Goal of the exercise: Every line that contains "JSON" counts once; give the total number of such lines, with no other words.
>> start
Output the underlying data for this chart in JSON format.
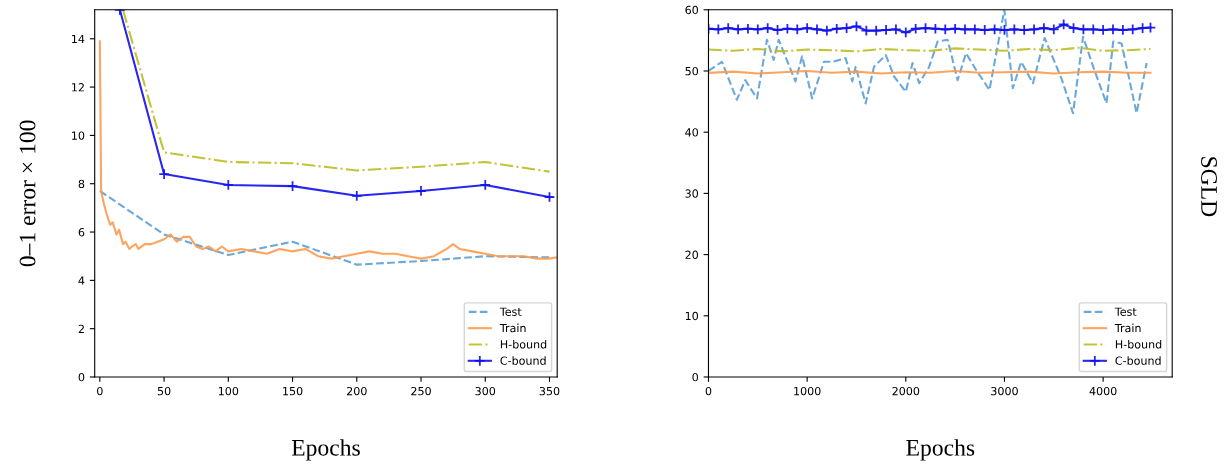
{
  "chart_data": [
    {
      "type": "line",
      "ylabel": "0–1 error × 100",
      "xlabel": "Epochs",
      "xlim": [
        -4,
        356
      ],
      "ylim": [
        0,
        15.2
      ],
      "xticks": [
        0,
        50,
        100,
        150,
        200,
        250,
        300,
        350
      ],
      "yticks": [
        0,
        2,
        4,
        6,
        8,
        10,
        12,
        14
      ],
      "legend": "lower right",
      "grid": false,
      "series": [
        {
          "name": "Test",
          "color": "#5b9fd6",
          "line_style": "dashed",
          "marker": "none",
          "x": [
            0,
            50,
            100,
            150,
            200,
            250,
            300,
            350
          ],
          "values": [
            7.7,
            5.9,
            5.05,
            5.6,
            4.65,
            4.8,
            5.0,
            4.95
          ]
        },
        {
          "name": "Train",
          "color": "#ff9a4d",
          "line_style": "solid",
          "marker": "none",
          "x": [
            0,
            1,
            3,
            5,
            8,
            10,
            13,
            15,
            18,
            20,
            23,
            25,
            28,
            30,
            35,
            40,
            45,
            50,
            55,
            60,
            65,
            70,
            75,
            80,
            85,
            90,
            95,
            100,
            110,
            120,
            130,
            140,
            150,
            160,
            170,
            180,
            190,
            200,
            210,
            220,
            230,
            240,
            250,
            260,
            270,
            275,
            280,
            290,
            300,
            310,
            320,
            330,
            340,
            350,
            355
          ],
          "values": [
            13.9,
            7.7,
            7.2,
            6.8,
            6.3,
            6.4,
            5.9,
            6.1,
            5.5,
            5.6,
            5.3,
            5.4,
            5.5,
            5.3,
            5.5,
            5.5,
            5.6,
            5.7,
            5.9,
            5.6,
            5.8,
            5.8,
            5.4,
            5.3,
            5.4,
            5.2,
            5.4,
            5.2,
            5.3,
            5.2,
            5.1,
            5.3,
            5.2,
            5.3,
            5.0,
            4.9,
            5.0,
            5.1,
            5.2,
            5.1,
            5.1,
            5.0,
            4.9,
            5.0,
            5.3,
            5.5,
            5.3,
            5.2,
            5.1,
            5.0,
            5.0,
            5.0,
            4.9,
            4.9,
            4.95
          ]
        },
        {
          "name": "H-bound",
          "color": "#bcbd22",
          "line_style": "dashdot",
          "marker": "none",
          "x": [
            18,
            50,
            100,
            150,
            200,
            250,
            300,
            350
          ],
          "values": [
            15.2,
            9.3,
            8.9,
            8.85,
            8.55,
            8.7,
            8.9,
            8.5
          ]
        },
        {
          "name": "C-bound",
          "color": "#1010f0",
          "line_style": "solid",
          "marker": "cross",
          "x": [
            15.6,
            50,
            100,
            150,
            200,
            250,
            300,
            350
          ],
          "values": [
            15.2,
            8.4,
            7.95,
            7.9,
            7.5,
            7.7,
            7.95,
            7.45
          ]
        }
      ]
    },
    {
      "type": "line",
      "xlabel": "Epochs",
      "xlim": [
        0,
        4700
      ],
      "ylim": [
        0,
        60
      ],
      "xticks": [
        0,
        1000,
        2000,
        3000,
        4000
      ],
      "yticks": [
        0,
        10,
        20,
        30,
        40,
        50,
        60
      ],
      "legend": "lower right",
      "grid": false,
      "annotations": [
        "SGLD"
      ],
      "series": [
        {
          "name": "Test",
          "color": "#5b9fd6",
          "line_style": "dashed",
          "marker": "none",
          "x": [
            0,
            136,
            288,
            373,
            492,
            593,
            661,
            712,
            881,
            949,
            1051,
            1170,
            1254,
            1390,
            1458,
            1492,
            1593,
            1678,
            1797,
            1881,
            2000,
            2068,
            2136,
            2237,
            2322,
            2424,
            2525,
            2610,
            2712,
            2848,
            2999,
            3085,
            3170,
            3289,
            3407,
            3577,
            3695,
            3797,
            3899,
            4034,
            4102,
            4187,
            4339,
            4441
          ],
          "values": [
            50,
            51.5,
            45.3,
            48.5,
            45.5,
            55.1,
            51.8,
            55.1,
            48.3,
            52.4,
            45.5,
            51.5,
            51.5,
            52.1,
            48.3,
            50.7,
            44.7,
            50.7,
            52.6,
            49.1,
            46.6,
            51.3,
            48.0,
            50.7,
            54.8,
            55.1,
            48.5,
            52.9,
            50.2,
            46.9,
            60,
            47.2,
            51.5,
            48.0,
            55.4,
            48.8,
            43.1,
            55.6,
            50.7,
            44.7,
            54.8,
            54.5,
            43.1,
            51.3
          ]
        },
        {
          "name": "Train",
          "color": "#ff9a4d",
          "line_style": "solid",
          "marker": "none",
          "x": [
            0,
            250,
            500,
            750,
            1000,
            1250,
            1500,
            1750,
            2000,
            2250,
            2500,
            2750,
            3000,
            3250,
            3500,
            3750,
            4000,
            4250,
            4480
          ],
          "values": [
            49.7,
            49.9,
            49.6,
            49.8,
            50.0,
            49.7,
            49.9,
            49.6,
            49.8,
            49.7,
            50.0,
            49.7,
            49.8,
            49.9,
            49.6,
            49.8,
            49.9,
            49.7,
            49.7
          ]
        },
        {
          "name": "H-bound",
          "color": "#bcbd22",
          "line_style": "dashdot",
          "marker": "none",
          "x": [
            0,
            250,
            500,
            750,
            1000,
            1250,
            1500,
            1750,
            2000,
            2250,
            2500,
            2750,
            3000,
            3250,
            3500,
            3750,
            4000,
            4250,
            4480
          ],
          "values": [
            53.5,
            53.3,
            53.6,
            53.2,
            53.5,
            53.4,
            53.2,
            53.6,
            53.4,
            53.3,
            53.7,
            53.5,
            53.3,
            53.6,
            53.4,
            53.8,
            53.3,
            53.4,
            53.6
          ]
        },
        {
          "name": "C-bound",
          "color": "#1010f0",
          "line_style": "solid",
          "marker": "cross",
          "x": [
            0,
            100,
            200,
            300,
            400,
            500,
            600,
            700,
            800,
            900,
            1000,
            1100,
            1200,
            1300,
            1400,
            1500,
            1600,
            1700,
            1800,
            1900,
            2000,
            2100,
            2200,
            2300,
            2400,
            2500,
            2600,
            2700,
            2800,
            2900,
            3000,
            3100,
            3200,
            3300,
            3400,
            3500,
            3600,
            3700,
            3800,
            3900,
            4000,
            4100,
            4200,
            4300,
            4400,
            4480
          ],
          "values": [
            56.9,
            56.8,
            57.0,
            56.8,
            56.9,
            56.8,
            57.0,
            56.7,
            56.9,
            56.8,
            57.0,
            56.8,
            56.6,
            56.9,
            57.0,
            57.3,
            56.6,
            56.6,
            56.7,
            56.8,
            56.3,
            56.9,
            57.0,
            56.9,
            56.8,
            56.9,
            56.8,
            56.8,
            56.7,
            56.8,
            56.7,
            56.8,
            56.7,
            56.8,
            57.0,
            56.8,
            57.6,
            57.0,
            56.8,
            56.8,
            56.7,
            56.8,
            56.7,
            56.8,
            57.0,
            57.1
          ]
        }
      ]
    }
  ]
}
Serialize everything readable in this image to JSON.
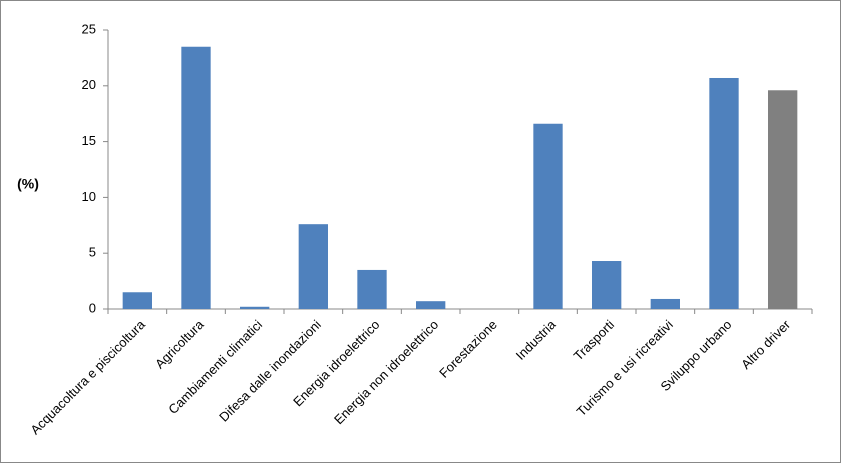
{
  "chart_data": {
    "type": "bar",
    "ylabel": "(%)",
    "categories": [
      "Acquacoltura e piscicoltura",
      "Agricoltura",
      "Cambiamenti climatici",
      "Difesa dalle inondazioni",
      "Energia idroelettrico",
      "Energia non idroelettrico",
      "Forestazione",
      "Industria",
      "Trasporti",
      "Turismo e usi ricreativi",
      "Sviluppo urbano",
      "Altro driver"
    ],
    "values": [
      1.5,
      23.5,
      0.2,
      7.6,
      3.5,
      0.7,
      0,
      16.6,
      4.3,
      0.9,
      20.7,
      19.6
    ],
    "colors": [
      "#4f81bd",
      "#4f81bd",
      "#4f81bd",
      "#4f81bd",
      "#4f81bd",
      "#4f81bd",
      "#4f81bd",
      "#4f81bd",
      "#4f81bd",
      "#4f81bd",
      "#4f81bd",
      "#808080"
    ],
    "ylim": [
      0,
      25
    ],
    "yticks": [
      0,
      5,
      10,
      15,
      20,
      25
    ],
    "grid": false
  }
}
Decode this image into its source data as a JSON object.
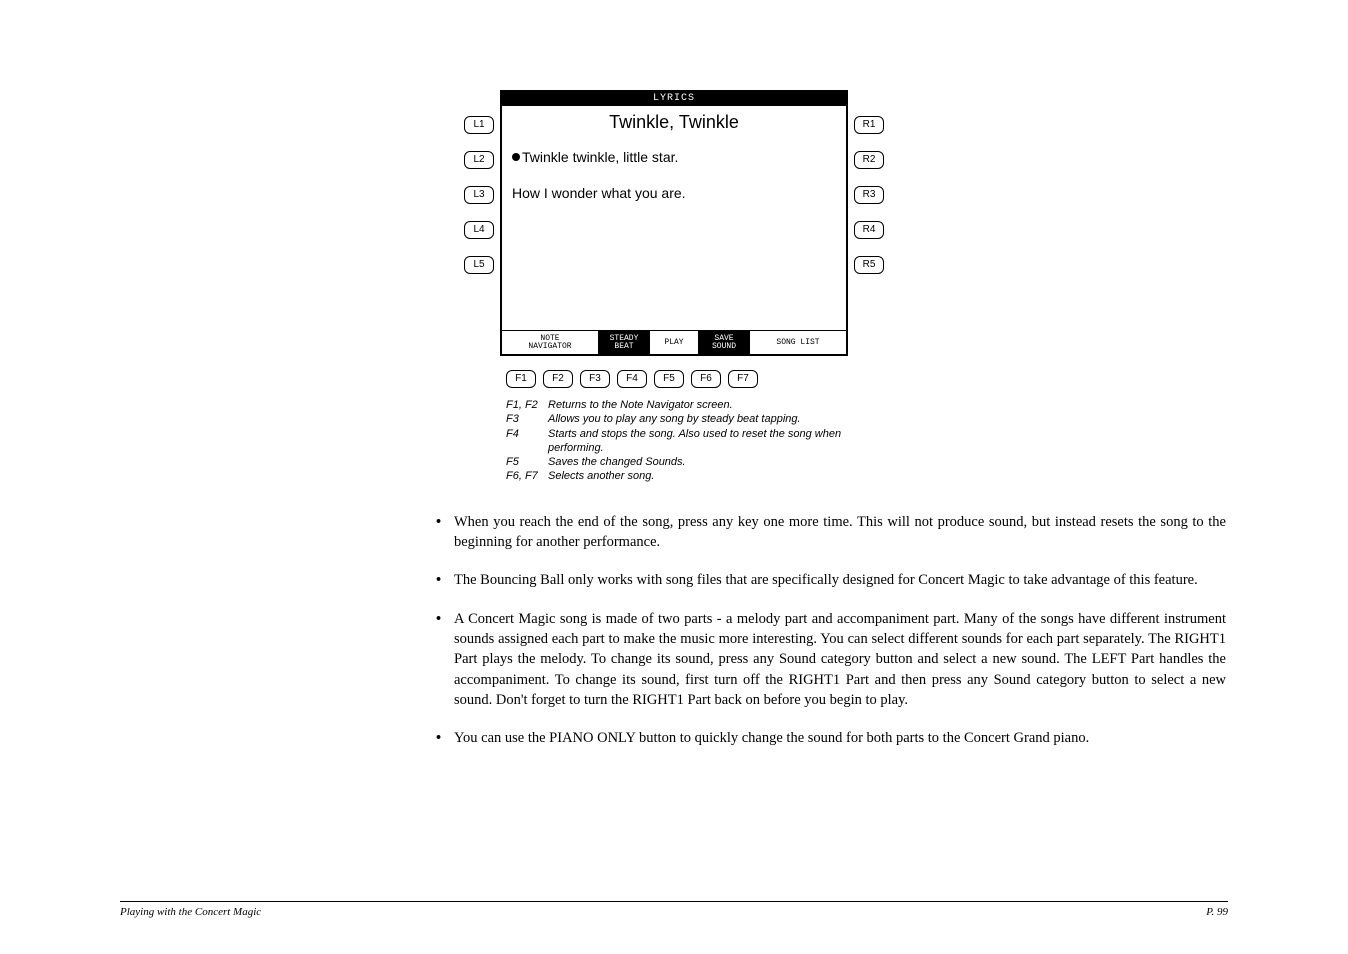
>> end
Exercise output: 3